>> BEGIN Excerpted data

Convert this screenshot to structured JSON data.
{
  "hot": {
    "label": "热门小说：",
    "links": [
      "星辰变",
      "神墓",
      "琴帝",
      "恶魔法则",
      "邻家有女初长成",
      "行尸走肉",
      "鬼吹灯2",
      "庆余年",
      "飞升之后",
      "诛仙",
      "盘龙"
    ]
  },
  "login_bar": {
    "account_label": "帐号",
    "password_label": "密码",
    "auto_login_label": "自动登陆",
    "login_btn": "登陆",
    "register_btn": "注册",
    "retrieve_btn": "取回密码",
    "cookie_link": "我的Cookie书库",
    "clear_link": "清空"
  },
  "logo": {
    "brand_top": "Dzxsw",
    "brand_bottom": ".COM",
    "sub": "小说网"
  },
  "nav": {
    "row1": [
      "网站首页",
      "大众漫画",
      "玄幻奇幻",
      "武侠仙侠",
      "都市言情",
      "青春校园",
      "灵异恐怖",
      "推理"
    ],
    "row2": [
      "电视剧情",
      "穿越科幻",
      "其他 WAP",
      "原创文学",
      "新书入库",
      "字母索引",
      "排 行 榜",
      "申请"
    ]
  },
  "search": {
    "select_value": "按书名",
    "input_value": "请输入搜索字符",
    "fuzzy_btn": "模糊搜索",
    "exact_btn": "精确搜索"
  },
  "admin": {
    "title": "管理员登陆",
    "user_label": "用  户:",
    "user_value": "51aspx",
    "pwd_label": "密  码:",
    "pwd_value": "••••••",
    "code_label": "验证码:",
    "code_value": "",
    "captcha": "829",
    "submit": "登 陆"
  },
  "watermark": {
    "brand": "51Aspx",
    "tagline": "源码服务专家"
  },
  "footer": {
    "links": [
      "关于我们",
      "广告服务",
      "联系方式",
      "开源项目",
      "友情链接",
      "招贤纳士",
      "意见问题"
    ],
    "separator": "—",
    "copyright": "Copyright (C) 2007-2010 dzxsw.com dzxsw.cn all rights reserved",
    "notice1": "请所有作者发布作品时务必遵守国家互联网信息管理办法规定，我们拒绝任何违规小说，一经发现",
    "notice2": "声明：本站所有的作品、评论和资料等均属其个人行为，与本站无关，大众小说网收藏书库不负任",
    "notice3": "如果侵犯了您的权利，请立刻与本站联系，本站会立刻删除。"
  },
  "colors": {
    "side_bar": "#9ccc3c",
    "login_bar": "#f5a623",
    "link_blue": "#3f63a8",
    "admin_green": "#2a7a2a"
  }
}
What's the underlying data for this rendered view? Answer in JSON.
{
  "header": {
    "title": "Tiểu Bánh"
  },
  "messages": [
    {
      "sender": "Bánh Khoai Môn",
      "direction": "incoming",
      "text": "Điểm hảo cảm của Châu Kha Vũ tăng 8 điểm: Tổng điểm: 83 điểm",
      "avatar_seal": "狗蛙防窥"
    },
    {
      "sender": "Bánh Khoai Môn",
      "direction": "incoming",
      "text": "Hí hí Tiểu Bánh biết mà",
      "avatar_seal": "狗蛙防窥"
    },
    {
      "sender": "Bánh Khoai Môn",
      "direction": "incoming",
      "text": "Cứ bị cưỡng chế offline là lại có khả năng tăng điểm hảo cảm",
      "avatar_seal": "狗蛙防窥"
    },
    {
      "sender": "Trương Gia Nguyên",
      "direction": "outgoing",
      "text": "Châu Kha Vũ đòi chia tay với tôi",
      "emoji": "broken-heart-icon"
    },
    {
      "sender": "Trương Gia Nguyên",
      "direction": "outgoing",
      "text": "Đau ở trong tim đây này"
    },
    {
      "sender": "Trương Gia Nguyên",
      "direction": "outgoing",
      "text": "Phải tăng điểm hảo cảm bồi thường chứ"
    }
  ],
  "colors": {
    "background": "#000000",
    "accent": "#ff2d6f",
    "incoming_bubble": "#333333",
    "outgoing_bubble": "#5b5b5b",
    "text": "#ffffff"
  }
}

>> END Excerpted data

Return the entries above exactly as they appear.

Convert this screenshot to structured JSON data.
{
  "hot": {
    "label": "热门小说：",
    "links": [
      "星辰变",
      "神墓",
      "琴帝",
      "恶魔法则",
      "邻家有女初长成",
      "行尸走肉",
      "鬼吹灯2",
      "庆余年",
      "飞升之后",
      "诛仙",
      "盘龙"
    ]
  },
  "login_bar": {
    "account_label": "帐号",
    "password_label": "密码",
    "auto_login_label": "自动登陆",
    "login_btn": "登陆",
    "register_btn": "注册",
    "retrieve_btn": "取回密码",
    "cookie_link": "我的Cookie书库",
    "clear_link": "清空"
  },
  "logo": {
    "brand_top": "Dzxsw",
    "brand_bottom": ".COM",
    "sub": "小说网"
  },
  "nav": {
    "row1": [
      "网站首页",
      "大众漫画",
      "玄幻奇幻",
      "武侠仙侠",
      "都市言情",
      "青春校园",
      "灵异恐怖",
      "推理"
    ],
    "row2": [
      "电视剧情",
      "穿越科幻",
      "其他 WAP",
      "原创文学",
      "新书入库",
      "字母索引",
      "排 行 榜",
      "申请"
    ]
  },
  "search": {
    "select_value": "按书名",
    "input_value": "请输入搜索字符",
    "fuzzy_btn": "模糊搜索",
    "exact_btn": "精确搜索"
  },
  "admin": {
    "title": "管理员登陆",
    "user_label": "用  户:",
    "user_value": "51aspx",
    "pwd_label": "密  码:",
    "pwd_value": "••••••",
    "code_label": "验证码:",
    "code_value": "",
    "captcha": "829",
    "submit": "登 陆"
  },
  "watermark": {
    "brand": "51Aspx",
    "tagline": "源码服务专家"
  },
  "footer": {
    "links": [
      "关于我们",
      "广告服务",
      "联系方式",
      "开源项目",
      "友情链接",
      "招贤纳士",
      "意见问题"
    ],
    "separator": "—",
    "copyright": "Copyright (C) 2007-2010 dzxsw.com dzxsw.cn all rights reserved",
    "notice1": "请所有作者发布作品时务必遵守国家互联网信息管理办法规定，我们拒绝任何违规小说，一经发现",
    "notice2": "声明：本站所有的作品、评论和资料等均属其个人行为，与本站无关，大众小说网收藏书库不负任",
    "notice3": "如果侵犯了您的权利，请立刻与本站联系，本站会立刻删除。"
  },
  "colors": {
    "side_bar": "#9ccc3c",
    "login_bar": "#f5a623",
    "link_blue": "#3f63a8",
    "admin_green": "#2a7a2a"
  }
}
What's the underlying data for this rendered view? Answer in JSON.
{
  "header": {
    "title": "Tiểu Bánh"
  },
  "messages": [
    {
      "sender": "Bánh Khoai Môn",
      "direction": "incoming",
      "text": "Điểm hảo cảm của Châu Kha Vũ tăng 8 điểm: Tổng điểm: 83 điểm",
      "avatar_seal": "狗蛙防窥"
    },
    {
      "sender": "Bánh Khoai Môn",
      "direction": "incoming",
      "text": "Hí hí Tiểu Bánh biết mà",
      "avatar_seal": "狗蛙防窥"
    },
    {
      "sender": "Bánh Khoai Môn",
      "direction": "incoming",
      "text": "Cứ bị cưỡng chế offline là lại có khả năng tăng điểm hảo cảm",
      "avatar_seal": "狗蛙防窥"
    },
    {
      "sender": "Trương Gia Nguyên",
      "direction": "outgoing",
      "text": "Châu Kha Vũ đòi chia tay với tôi",
      "emoji": "broken-heart-icon"
    },
    {
      "sender": "Trương Gia Nguyên",
      "direction": "outgoing",
      "text": "Đau ở trong tim đây này"
    },
    {
      "sender": "Trương Gia Nguyên",
      "direction": "outgoing",
      "text": "Phải tăng điểm hảo cảm bồi thường chứ"
    }
  ],
  "colors": {
    "background": "#000000",
    "accent": "#ff2d6f",
    "incoming_bubble": "#333333",
    "outgoing_bubble": "#5b5b5b",
    "text": "#ffffff"
  }
}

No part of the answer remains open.